begin

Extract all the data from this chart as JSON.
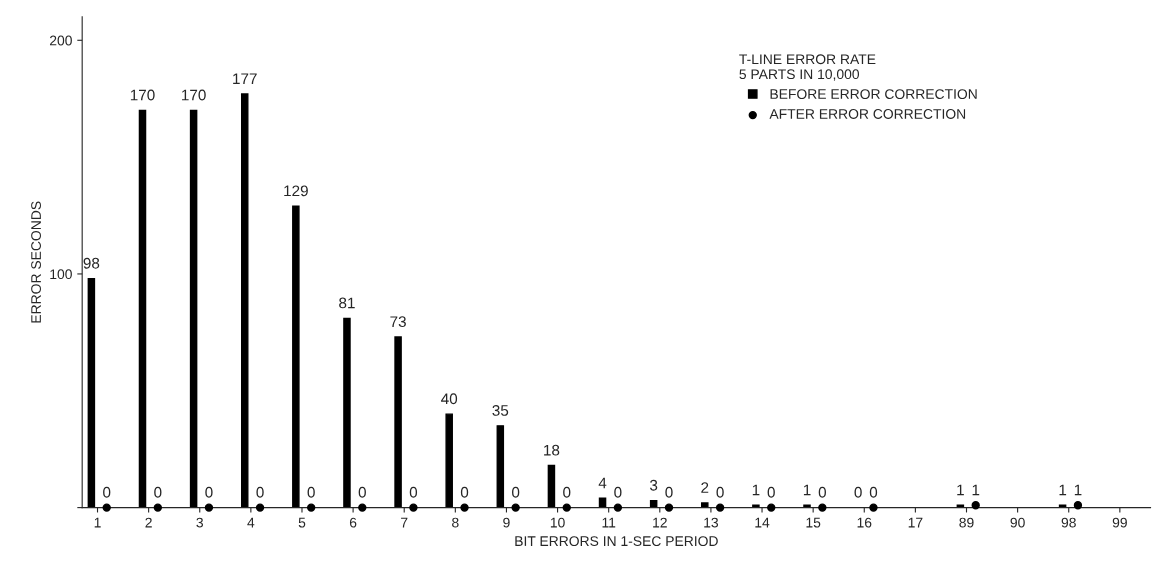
{
  "chart_data": {
    "type": "bar",
    "xlabel": "BIT ERRORS IN 1-SEC PERIOD",
    "ylabel": "ERROR SECONDS",
    "legend_title": "T-LINE ERROR RATE\n5 PARTS IN 10,000",
    "categories": [
      "1",
      "2",
      "3",
      "4",
      "5",
      "6",
      "7",
      "8",
      "9",
      "10",
      "11",
      "12",
      "13",
      "14",
      "15",
      "16",
      "17",
      "89",
      "90",
      "98",
      "99"
    ],
    "series": [
      {
        "name": "BEFORE ERROR CORRECTION",
        "color": "#000000",
        "marker": "square",
        "values": [
          98,
          170,
          170,
          177,
          129,
          81,
          73,
          40,
          35,
          18,
          4,
          3,
          2,
          1,
          1,
          0,
          null,
          1,
          null,
          1,
          null
        ]
      },
      {
        "name": "AFTER ERROR CORRECTION",
        "type": "scatter",
        "color": "#000000",
        "marker": "circle",
        "values": [
          0,
          0,
          0,
          0,
          0,
          0,
          0,
          0,
          0,
          0,
          0,
          0,
          0,
          0,
          0,
          0,
          null,
          1,
          null,
          1,
          null
        ]
      }
    ],
    "ylim": [
      0,
      210
    ],
    "yticks": [
      {
        "value": 0,
        "label": null
      },
      100,
      200
    ],
    "data_labels": true,
    "legend": "top right",
    "grid": false
  }
}
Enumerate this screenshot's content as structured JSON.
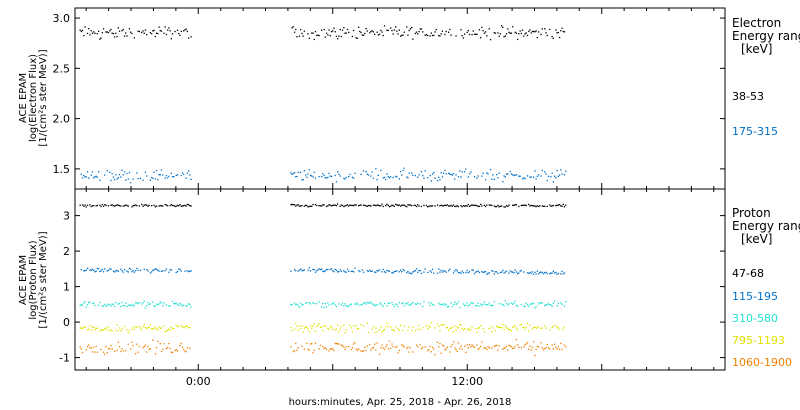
{
  "chart_data": {
    "type": "scatter",
    "x_axis": {
      "label": "hours:minutes, Apr. 25, 2018 - Apr. 26, 2018",
      "range_hours": [
        -5.5,
        23.5
      ],
      "ticks": [
        {
          "hour": 0,
          "label": "0:00"
        },
        {
          "hour": 12,
          "label": "12:00"
        }
      ]
    },
    "panels": [
      {
        "instrument": "ACE EPAM",
        "ylabel": "log(Electron Flux)",
        "yunits": "[1/(cm²s ster MeV)]",
        "ylim": [
          1.3,
          3.1
        ],
        "yticks": [
          1.5,
          2.0,
          2.5,
          3.0
        ],
        "ytick_labels": [
          "1.5",
          "2.0",
          "2.5",
          "3.0"
        ],
        "legend_title": "Electron",
        "legend_subtitle": "Energy range",
        "legend_units": "[keV]",
        "series": [
          {
            "name": "38-53",
            "color": "#000000",
            "mean": 2.86,
            "spread": 0.05,
            "segments": [
              [
                -5.3,
                -0.3
              ],
              [
                4.1,
                16.4
              ]
            ]
          },
          {
            "name": "175-315",
            "color": "#0070c8",
            "mean": 1.44,
            "spread": 0.05,
            "segments": [
              [
                -5.3,
                -0.3
              ],
              [
                4.1,
                16.4
              ]
            ]
          }
        ]
      },
      {
        "instrument": "ACE EPAM",
        "ylabel": "log(Proton Flux)",
        "yunits": "[1/(cm²s ster MeV)]",
        "ylim": [
          -1.35,
          3.75
        ],
        "yticks": [
          -1,
          0,
          1,
          2,
          3
        ],
        "ytick_labels": [
          "-1",
          "0",
          "1",
          "2",
          "3"
        ],
        "legend_title": "Proton",
        "legend_subtitle": "Energy range",
        "legend_units": "[keV]",
        "series": [
          {
            "name": "47-68",
            "color": "#000000",
            "mean": 3.3,
            "spread": 0.03,
            "segments": [
              [
                -5.3,
                -0.3
              ],
              [
                4.1,
                16.4
              ]
            ]
          },
          {
            "name": "115-195",
            "color": "#0070c8",
            "mean": 1.48,
            "spread": 0.05,
            "trend": -0.12,
            "segments": [
              [
                -5.3,
                -0.3
              ],
              [
                4.1,
                16.4
              ]
            ]
          },
          {
            "name": "310-580",
            "color": "#20e0d0",
            "mean": 0.52,
            "spread": 0.07,
            "segments": [
              [
                -5.3,
                -0.3
              ],
              [
                4.1,
                16.4
              ]
            ]
          },
          {
            "name": "795-1193",
            "color": "#e0e000",
            "mean": -0.15,
            "spread": 0.1,
            "segments": [
              [
                -5.3,
                -0.3
              ],
              [
                4.1,
                16.4
              ]
            ]
          },
          {
            "name": "1060-1900",
            "color": "#f08000",
            "mean": -0.7,
            "spread": 0.14,
            "segments": [
              [
                -5.3,
                -0.3
              ],
              [
                4.1,
                16.4
              ]
            ]
          }
        ]
      }
    ]
  }
}
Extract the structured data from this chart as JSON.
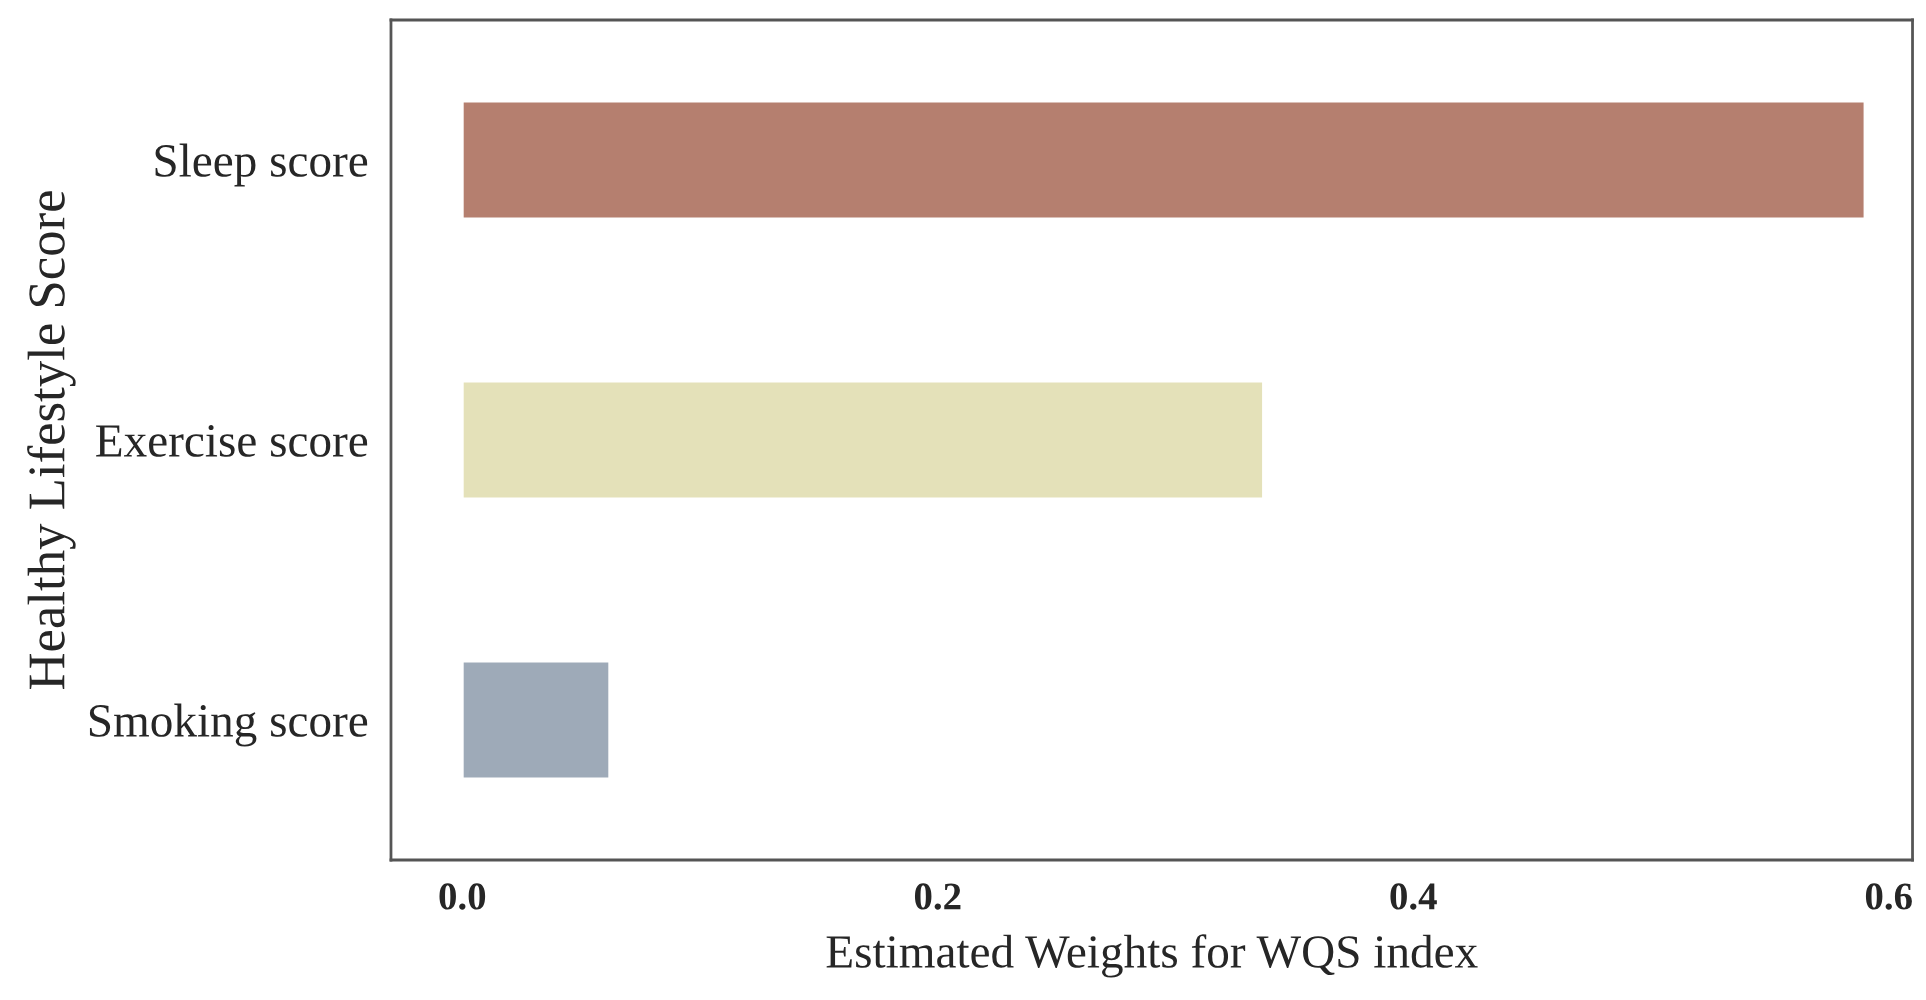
{
  "chart_data": {
    "type": "bar",
    "orientation": "horizontal",
    "xlabel": "Estimated Weights for WQS index",
    "ylabel": "Healthy Lifestyle Score",
    "categories": [
      "Sleep score",
      "Exercise score",
      "Smoking score"
    ],
    "values": [
      0.59,
      0.337,
      0.062
    ],
    "colors": [
      "#b57f6f",
      "#e4e1b9",
      "#9eaab8"
    ],
    "xlim": [
      -0.03,
      0.61
    ],
    "xticks": [
      {
        "value": 0,
        "label": "0.0"
      },
      0.2,
      0.4,
      0.6
    ],
    "grid": false,
    "legend": false
  }
}
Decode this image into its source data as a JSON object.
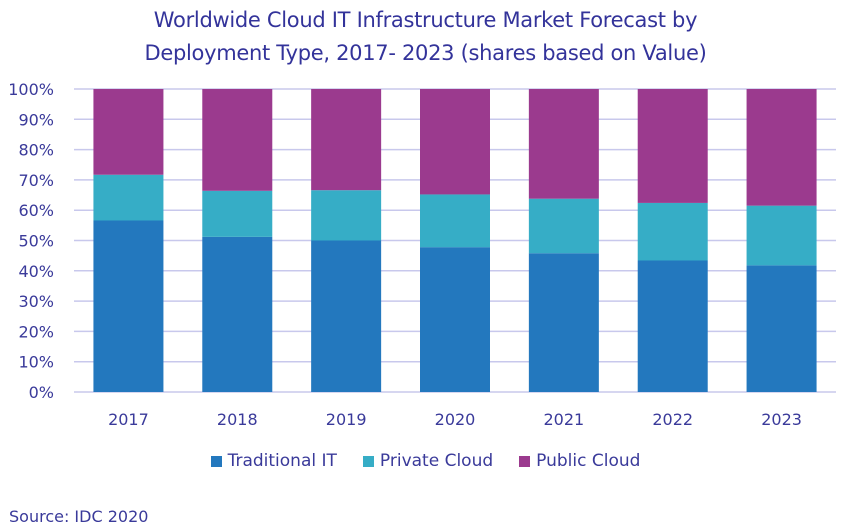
{
  "chart_data": {
    "type": "bar",
    "stacked": true,
    "title": "Worldwide Cloud IT Infrastructure Market Forecast by Deployment Type, 2017- 2023 (shares based on Value)",
    "title_lines": [
      "Worldwide Cloud IT Infrastructure Market Forecast by",
      "Deployment Type, 2017- 2023 (shares based on Value)"
    ],
    "xlabel": "",
    "ylabel": "",
    "categories": [
      "2017",
      "2018",
      "2019",
      "2020",
      "2021",
      "2022",
      "2023"
    ],
    "series": [
      {
        "name": "Traditional IT",
        "color": "#2378be",
        "values": [
          56.6,
          51.2,
          50.0,
          47.8,
          45.8,
          43.4,
          41.8
        ]
      },
      {
        "name": "Private Cloud",
        "color": "#36adc6",
        "values": [
          15.1,
          15.2,
          16.6,
          17.4,
          18.0,
          19.0,
          19.7
        ]
      },
      {
        "name": "Public Cloud",
        "color": "#9b3a8e",
        "values": [
          28.3,
          33.6,
          33.4,
          34.8,
          36.2,
          37.6,
          38.5
        ]
      }
    ],
    "ylim": [
      0,
      100
    ],
    "yticks": [
      "0%",
      "10%",
      "20%",
      "30%",
      "40%",
      "50%",
      "60%",
      "70%",
      "80%",
      "90%",
      "100%"
    ],
    "grid": true,
    "legend_position": "bottom-center"
  },
  "footer": {
    "source": "Source: IDC 2020"
  },
  "colors": {
    "text": "#3a3a9a",
    "gridline": "#c8c8ec"
  }
}
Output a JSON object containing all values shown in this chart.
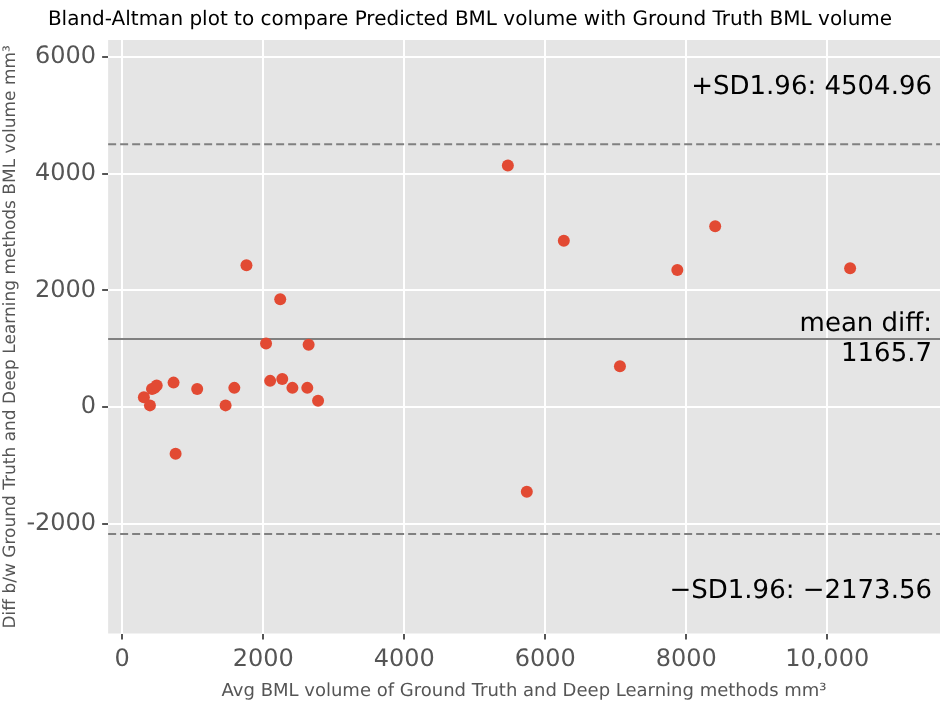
{
  "chart_data": {
    "type": "scatter",
    "title": "Bland-Altman plot to compare Predicted BML volume with Ground Truth BML volume",
    "xlabel": "Avg BML volume of Ground Truth and Deep Learning methods mm³",
    "ylabel": "Diff b/w Ground Truth and Deep Learning methods BML volume mm³",
    "series": [
      {
        "color": "#e24a33",
        "x": [
          307,
          393,
          422,
          460,
          489,
          728,
          757,
          1063,
          1466,
          1590,
          1762,
          2040,
          2098,
          2241,
          2270,
          2414,
          2625,
          2644,
          2778,
          5470,
          6264,
          5739,
          7060,
          7874,
          8411,
          10325
        ],
        "values": [
          170,
          30,
          310,
          330,
          370,
          420,
          -800,
          310,
          30,
          330,
          2430,
          1090,
          450,
          1850,
          480,
          330,
          330,
          1070,
          110,
          4140,
          2850,
          -1450,
          700,
          2350,
          3100,
          2380
        ]
      }
    ],
    "xlim": [
      -200,
      11600
    ],
    "ylim": [
      -3880,
      6290
    ],
    "xticks": [
      0,
      2000,
      4000,
      6000,
      8000,
      {
        "value": 10000,
        "label": "10,000"
      }
    ],
    "yticks": [
      -2000,
      0,
      2000,
      4000,
      6000
    ],
    "ref_lines": [
      {
        "axis": "y",
        "value": 4504.96,
        "label": "+SD1.96: 4504.96",
        "color": "#808080",
        "line_style": "dashed"
      },
      {
        "axis": "y",
        "value": 1165.7,
        "label": "mean diff:\n1165.7",
        "color": "#808080",
        "line_style": "solid"
      },
      {
        "axis": "y",
        "value": -2173.56,
        "label": "−SD1.96: −2173.56",
        "color": "#808080",
        "line_style": "dashed"
      }
    ],
    "grid": true,
    "marker": "circle",
    "legend": false
  }
}
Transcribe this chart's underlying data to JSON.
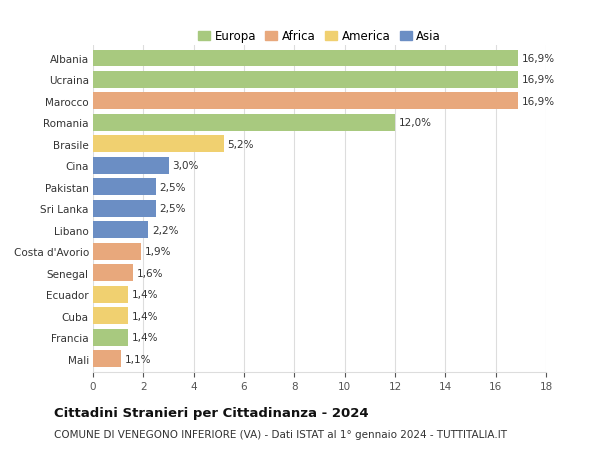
{
  "countries": [
    "Albania",
    "Ucraina",
    "Marocco",
    "Romania",
    "Brasile",
    "Cina",
    "Pakistan",
    "Sri Lanka",
    "Libano",
    "Costa d'Avorio",
    "Senegal",
    "Ecuador",
    "Cuba",
    "Francia",
    "Mali"
  ],
  "values": [
    16.9,
    16.9,
    16.9,
    12.0,
    5.2,
    3.0,
    2.5,
    2.5,
    2.2,
    1.9,
    1.6,
    1.4,
    1.4,
    1.4,
    1.1
  ],
  "labels": [
    "16,9%",
    "16,9%",
    "16,9%",
    "12,0%",
    "5,2%",
    "3,0%",
    "2,5%",
    "2,5%",
    "2,2%",
    "1,9%",
    "1,6%",
    "1,4%",
    "1,4%",
    "1,4%",
    "1,1%"
  ],
  "continents": [
    "Europa",
    "Europa",
    "Africa",
    "Europa",
    "America",
    "Asia",
    "Asia",
    "Asia",
    "Asia",
    "Africa",
    "Africa",
    "America",
    "America",
    "Europa",
    "Africa"
  ],
  "colors": {
    "Europa": "#a8c97f",
    "Africa": "#e8a87c",
    "America": "#f0d070",
    "Asia": "#6b8ec4"
  },
  "legend_order": [
    "Europa",
    "Africa",
    "America",
    "Asia"
  ],
  "title": "Cittadini Stranieri per Cittadinanza - 2024",
  "subtitle": "COMUNE DI VENEGONO INFERIORE (VA) - Dati ISTAT al 1° gennaio 2024 - TUTTITALIA.IT",
  "xlim": [
    0,
    18
  ],
  "xticks": [
    0,
    2,
    4,
    6,
    8,
    10,
    12,
    14,
    16,
    18
  ],
  "background_color": "#ffffff",
  "grid_color": "#dddddd",
  "bar_height": 0.78,
  "label_fontsize": 7.5,
  "title_fontsize": 9.5,
  "subtitle_fontsize": 7.5,
  "legend_fontsize": 8.5,
  "tick_fontsize": 7.5
}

end

**What to produce:** Return all the lines that contain the string "false".

**Response to this task:**
    "grid": false
    "grid": false,
    "legend": false
    "legend": false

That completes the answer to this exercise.